Brief:
Copy every record exactly, and keep the pictures out.

Data excerpts
»»

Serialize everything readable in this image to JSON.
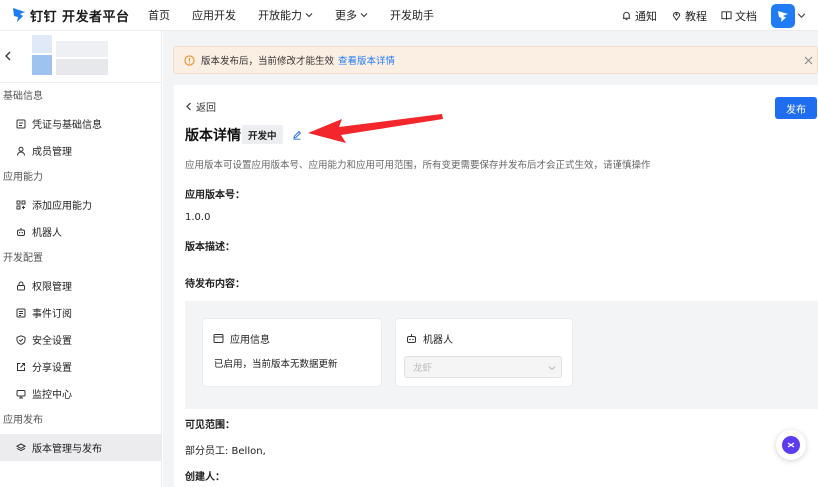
{
  "header": {
    "logo_text": "钉钉 开发者平台",
    "nav": [
      {
        "label": "首页"
      },
      {
        "label": "应用开发"
      },
      {
        "label": "开放能力"
      },
      {
        "label": "更多"
      },
      {
        "label": "开发助手"
      }
    ],
    "tools": {
      "notify": "通知",
      "tutorial": "教程",
      "docs": "文档"
    }
  },
  "sidebar": {
    "sections": [
      {
        "label": "基础信息",
        "items": [
          {
            "label": "凭证与基础信息",
            "icon": "credential-icon"
          },
          {
            "label": "成员管理",
            "icon": "user-icon"
          }
        ]
      },
      {
        "label": "应用能力",
        "items": [
          {
            "label": "添加应用能力",
            "icon": "grid-add-icon"
          },
          {
            "label": "机器人",
            "icon": "robot-icon"
          }
        ]
      },
      {
        "label": "开发配置",
        "items": [
          {
            "label": "权限管理",
            "icon": "lock-icon"
          },
          {
            "label": "事件订阅",
            "icon": "event-icon"
          },
          {
            "label": "安全设置",
            "icon": "shield-icon"
          },
          {
            "label": "分享设置",
            "icon": "share-icon"
          },
          {
            "label": "监控中心",
            "icon": "monitor-icon"
          }
        ]
      },
      {
        "label": "应用发布",
        "items": [
          {
            "label": "版本管理与发布",
            "icon": "layers-icon",
            "active": true
          }
        ]
      }
    ]
  },
  "notice": {
    "text": "版本发布后，当前修改才能生效",
    "link": "查看版本详情"
  },
  "page": {
    "back": "返回",
    "publish": "发布",
    "title": "版本详情",
    "status": "开发中",
    "description": "应用版本可设置应用版本号、应用能力和应用可用范围，所有变更需要保存并发布后才会正式生效，请谨慎操作",
    "version_label": "应用版本号：",
    "version_value": "1.0.0",
    "desc_label": "版本描述：",
    "pending_label": "待发布内容：",
    "card_app": {
      "title": "应用信息",
      "text": "已启用，当前版本无数据更新"
    },
    "card_robot": {
      "title": "机器人",
      "select_value": "龙虾"
    },
    "scope_label": "可见范围：",
    "scope_value": "部分员工: Bellon,",
    "creator_label": "创建人："
  },
  "colors": {
    "accent": "#1f6ef0",
    "notice_bg": "#fbeee3",
    "arrow": "#f2262b"
  }
}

««

Finished exercise:
Serialize everything readable in this image to JSON.
{
  "header": {
    "logo_text": "钉钉 开发者平台",
    "nav": [
      {
        "label": "首页"
      },
      {
        "label": "应用开发"
      },
      {
        "label": "开放能力"
      },
      {
        "label": "更多"
      },
      {
        "label": "开发助手"
      }
    ],
    "tools": {
      "notify": "通知",
      "tutorial": "教程",
      "docs": "文档"
    }
  },
  "sidebar": {
    "sections": [
      {
        "label": "基础信息",
        "items": [
          {
            "label": "凭证与基础信息",
            "icon": "credential-icon"
          },
          {
            "label": "成员管理",
            "icon": "user-icon"
          }
        ]
      },
      {
        "label": "应用能力",
        "items": [
          {
            "label": "添加应用能力",
            "icon": "grid-add-icon"
          },
          {
            "label": "机器人",
            "icon": "robot-icon"
          }
        ]
      },
      {
        "label": "开发配置",
        "items": [
          {
            "label": "权限管理",
            "icon": "lock-icon"
          },
          {
            "label": "事件订阅",
            "icon": "event-icon"
          },
          {
            "label": "安全设置",
            "icon": "shield-icon"
          },
          {
            "label": "分享设置",
            "icon": "share-icon"
          },
          {
            "label": "监控中心",
            "icon": "monitor-icon"
          }
        ]
      },
      {
        "label": "应用发布",
        "items": [
          {
            "label": "版本管理与发布",
            "icon": "layers-icon",
            "active": true
          }
        ]
      }
    ]
  },
  "notice": {
    "text": "版本发布后，当前修改才能生效",
    "link": "查看版本详情"
  },
  "page": {
    "back": "返回",
    "publish": "发布",
    "title": "版本详情",
    "status": "开发中",
    "description": "应用版本可设置应用版本号、应用能力和应用可用范围，所有变更需要保存并发布后才会正式生效，请谨慎操作",
    "version_label": "应用版本号：",
    "version_value": "1.0.0",
    "desc_label": "版本描述：",
    "pending_label": "待发布内容：",
    "card_app": {
      "title": "应用信息",
      "text": "已启用，当前版本无数据更新"
    },
    "card_robot": {
      "title": "机器人",
      "select_value": "龙虾"
    },
    "scope_label": "可见范围：",
    "scope_value": "部分员工: Bellon,",
    "creator_label": "创建人："
  },
  "colors": {
    "accent": "#1f6ef0",
    "notice_bg": "#fbeee3",
    "arrow": "#f2262b"
  }
}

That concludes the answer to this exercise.